__Short problem__
Find the string "change" in the data, then copy every line where it is found.

Extracts from a graphics dataset
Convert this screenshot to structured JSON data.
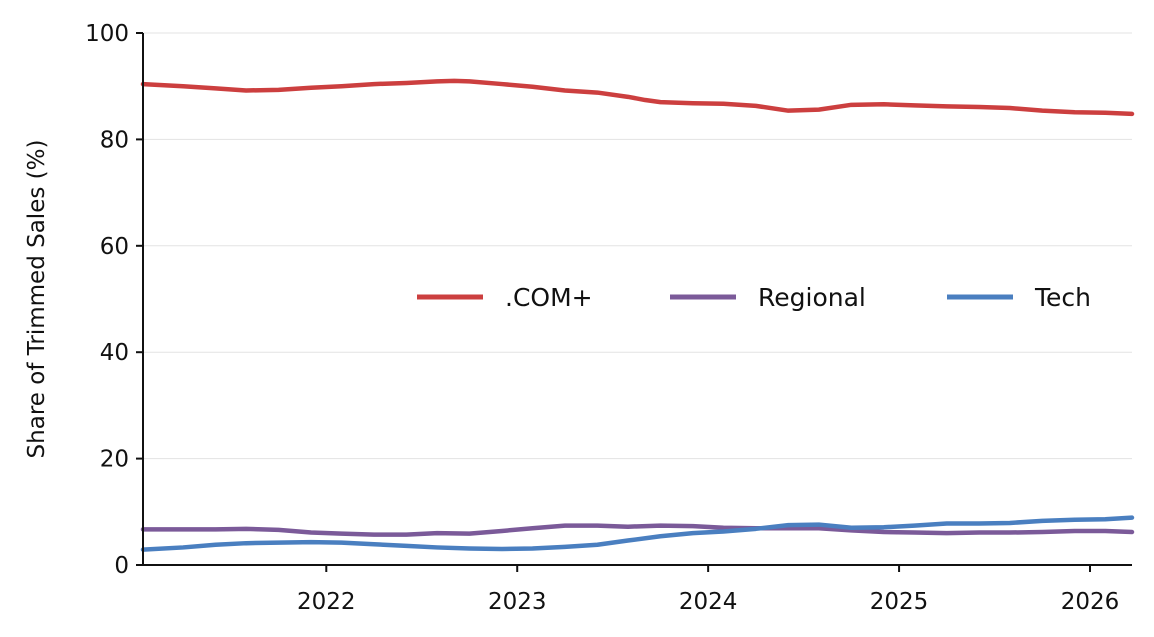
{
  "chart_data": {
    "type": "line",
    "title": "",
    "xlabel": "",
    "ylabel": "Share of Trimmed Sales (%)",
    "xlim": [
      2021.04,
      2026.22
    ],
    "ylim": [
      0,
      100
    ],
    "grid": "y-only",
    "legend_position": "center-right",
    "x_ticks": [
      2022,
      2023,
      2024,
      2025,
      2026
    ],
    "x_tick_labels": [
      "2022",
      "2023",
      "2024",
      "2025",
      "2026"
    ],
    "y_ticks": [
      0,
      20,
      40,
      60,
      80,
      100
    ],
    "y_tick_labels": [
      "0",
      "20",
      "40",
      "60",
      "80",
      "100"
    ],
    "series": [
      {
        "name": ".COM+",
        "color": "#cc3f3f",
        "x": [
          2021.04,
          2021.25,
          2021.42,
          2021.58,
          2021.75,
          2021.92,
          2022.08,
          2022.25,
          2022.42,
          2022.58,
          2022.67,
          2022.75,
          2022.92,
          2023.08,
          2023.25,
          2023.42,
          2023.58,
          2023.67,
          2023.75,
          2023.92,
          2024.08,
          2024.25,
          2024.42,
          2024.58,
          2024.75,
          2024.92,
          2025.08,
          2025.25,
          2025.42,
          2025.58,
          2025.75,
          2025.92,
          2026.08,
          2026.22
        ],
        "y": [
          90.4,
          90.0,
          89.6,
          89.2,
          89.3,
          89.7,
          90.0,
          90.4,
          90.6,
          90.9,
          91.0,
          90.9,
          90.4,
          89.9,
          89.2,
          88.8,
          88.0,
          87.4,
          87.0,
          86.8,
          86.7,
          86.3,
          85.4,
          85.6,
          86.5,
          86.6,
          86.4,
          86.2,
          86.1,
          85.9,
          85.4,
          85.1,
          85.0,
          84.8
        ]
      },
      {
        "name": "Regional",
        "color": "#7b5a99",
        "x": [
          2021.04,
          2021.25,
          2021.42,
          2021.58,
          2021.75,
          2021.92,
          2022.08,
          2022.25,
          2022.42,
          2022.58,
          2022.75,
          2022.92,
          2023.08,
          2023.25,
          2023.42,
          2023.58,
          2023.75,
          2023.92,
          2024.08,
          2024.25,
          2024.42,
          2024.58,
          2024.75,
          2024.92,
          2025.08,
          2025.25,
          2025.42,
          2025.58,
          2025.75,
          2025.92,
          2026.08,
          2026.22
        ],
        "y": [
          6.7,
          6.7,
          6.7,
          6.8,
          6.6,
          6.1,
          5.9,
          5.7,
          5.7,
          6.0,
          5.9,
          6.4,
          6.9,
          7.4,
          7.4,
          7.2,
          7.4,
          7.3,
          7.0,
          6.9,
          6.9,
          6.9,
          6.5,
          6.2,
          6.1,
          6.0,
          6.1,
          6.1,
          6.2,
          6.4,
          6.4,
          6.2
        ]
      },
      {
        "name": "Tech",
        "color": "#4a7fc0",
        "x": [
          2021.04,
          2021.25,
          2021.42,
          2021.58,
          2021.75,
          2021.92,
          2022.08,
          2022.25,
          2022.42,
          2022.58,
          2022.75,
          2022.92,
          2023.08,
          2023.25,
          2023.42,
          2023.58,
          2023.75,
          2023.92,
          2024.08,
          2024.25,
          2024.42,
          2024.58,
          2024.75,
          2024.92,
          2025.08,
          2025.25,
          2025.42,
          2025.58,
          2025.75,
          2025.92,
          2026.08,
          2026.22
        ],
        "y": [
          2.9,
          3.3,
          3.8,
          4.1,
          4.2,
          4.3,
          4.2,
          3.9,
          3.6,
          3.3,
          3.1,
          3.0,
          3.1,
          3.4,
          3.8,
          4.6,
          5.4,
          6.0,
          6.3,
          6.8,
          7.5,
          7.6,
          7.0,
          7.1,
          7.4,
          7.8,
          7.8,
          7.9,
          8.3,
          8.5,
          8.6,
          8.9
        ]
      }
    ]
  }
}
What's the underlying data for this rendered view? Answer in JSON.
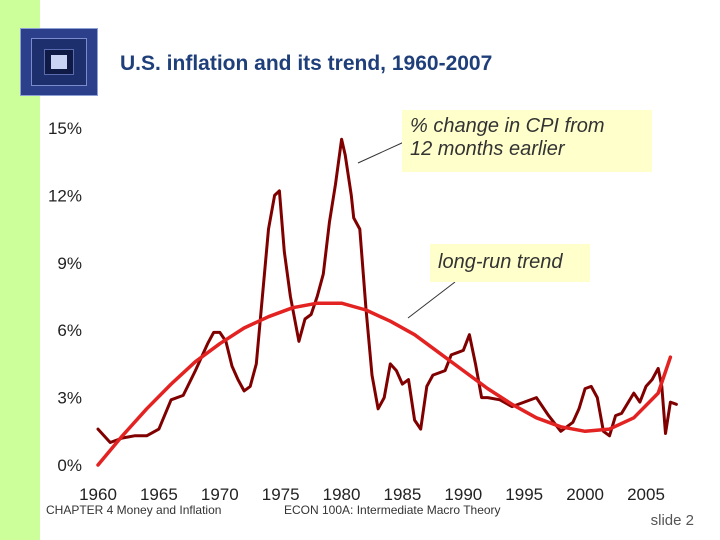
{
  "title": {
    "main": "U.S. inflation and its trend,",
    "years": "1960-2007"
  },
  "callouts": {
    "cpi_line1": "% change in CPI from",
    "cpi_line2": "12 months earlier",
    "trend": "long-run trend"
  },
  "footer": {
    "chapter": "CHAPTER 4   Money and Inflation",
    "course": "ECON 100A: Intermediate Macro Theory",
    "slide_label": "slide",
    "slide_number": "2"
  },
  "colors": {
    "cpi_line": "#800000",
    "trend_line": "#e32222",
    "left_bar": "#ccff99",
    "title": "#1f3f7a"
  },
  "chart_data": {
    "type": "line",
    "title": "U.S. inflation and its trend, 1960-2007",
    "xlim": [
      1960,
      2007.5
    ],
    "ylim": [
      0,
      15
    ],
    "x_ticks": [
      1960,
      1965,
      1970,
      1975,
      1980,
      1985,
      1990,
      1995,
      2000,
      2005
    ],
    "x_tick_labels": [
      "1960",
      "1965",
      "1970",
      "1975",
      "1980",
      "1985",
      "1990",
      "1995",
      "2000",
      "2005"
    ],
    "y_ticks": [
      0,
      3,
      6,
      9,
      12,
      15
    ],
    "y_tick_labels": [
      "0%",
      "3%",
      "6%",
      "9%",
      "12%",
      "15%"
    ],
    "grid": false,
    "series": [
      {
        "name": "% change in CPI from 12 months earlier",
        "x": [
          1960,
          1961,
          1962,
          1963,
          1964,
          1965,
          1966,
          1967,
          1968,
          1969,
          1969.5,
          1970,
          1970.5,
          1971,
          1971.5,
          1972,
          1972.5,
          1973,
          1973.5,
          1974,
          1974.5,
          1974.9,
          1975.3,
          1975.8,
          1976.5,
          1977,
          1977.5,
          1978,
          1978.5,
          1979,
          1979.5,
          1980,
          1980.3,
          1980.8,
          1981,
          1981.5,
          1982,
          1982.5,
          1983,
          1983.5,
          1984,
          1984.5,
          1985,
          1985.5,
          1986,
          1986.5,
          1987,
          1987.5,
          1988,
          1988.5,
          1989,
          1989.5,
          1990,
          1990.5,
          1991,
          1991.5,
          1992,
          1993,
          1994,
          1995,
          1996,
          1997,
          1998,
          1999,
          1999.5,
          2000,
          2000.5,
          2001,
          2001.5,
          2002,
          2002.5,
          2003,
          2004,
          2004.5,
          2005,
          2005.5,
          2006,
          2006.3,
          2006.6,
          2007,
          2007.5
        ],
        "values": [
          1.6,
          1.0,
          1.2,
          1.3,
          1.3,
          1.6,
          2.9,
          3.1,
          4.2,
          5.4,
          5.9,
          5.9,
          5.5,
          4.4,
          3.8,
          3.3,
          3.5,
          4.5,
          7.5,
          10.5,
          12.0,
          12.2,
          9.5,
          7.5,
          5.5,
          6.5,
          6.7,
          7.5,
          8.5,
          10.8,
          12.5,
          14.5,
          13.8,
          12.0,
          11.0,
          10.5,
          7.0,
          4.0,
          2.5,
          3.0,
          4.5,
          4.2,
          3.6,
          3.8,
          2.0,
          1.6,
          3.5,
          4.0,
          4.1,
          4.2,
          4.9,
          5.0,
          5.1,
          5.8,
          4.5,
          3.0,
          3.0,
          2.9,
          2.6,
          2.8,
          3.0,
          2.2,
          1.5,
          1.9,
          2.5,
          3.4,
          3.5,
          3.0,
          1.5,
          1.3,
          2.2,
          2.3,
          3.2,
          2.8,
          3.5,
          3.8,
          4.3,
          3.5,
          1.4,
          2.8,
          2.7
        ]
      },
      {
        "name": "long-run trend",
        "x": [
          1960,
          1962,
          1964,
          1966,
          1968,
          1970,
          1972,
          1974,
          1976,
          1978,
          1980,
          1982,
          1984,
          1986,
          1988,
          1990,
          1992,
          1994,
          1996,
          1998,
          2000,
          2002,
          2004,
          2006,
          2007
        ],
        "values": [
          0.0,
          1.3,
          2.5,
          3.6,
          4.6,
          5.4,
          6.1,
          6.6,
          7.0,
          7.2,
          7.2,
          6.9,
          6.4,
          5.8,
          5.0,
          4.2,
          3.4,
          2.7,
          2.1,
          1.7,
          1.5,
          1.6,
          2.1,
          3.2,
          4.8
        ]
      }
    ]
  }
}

__Answer for the task__
    "cpi_line1": "% change in CPI from",
        "name": "% change in CPI from 12 months earlier",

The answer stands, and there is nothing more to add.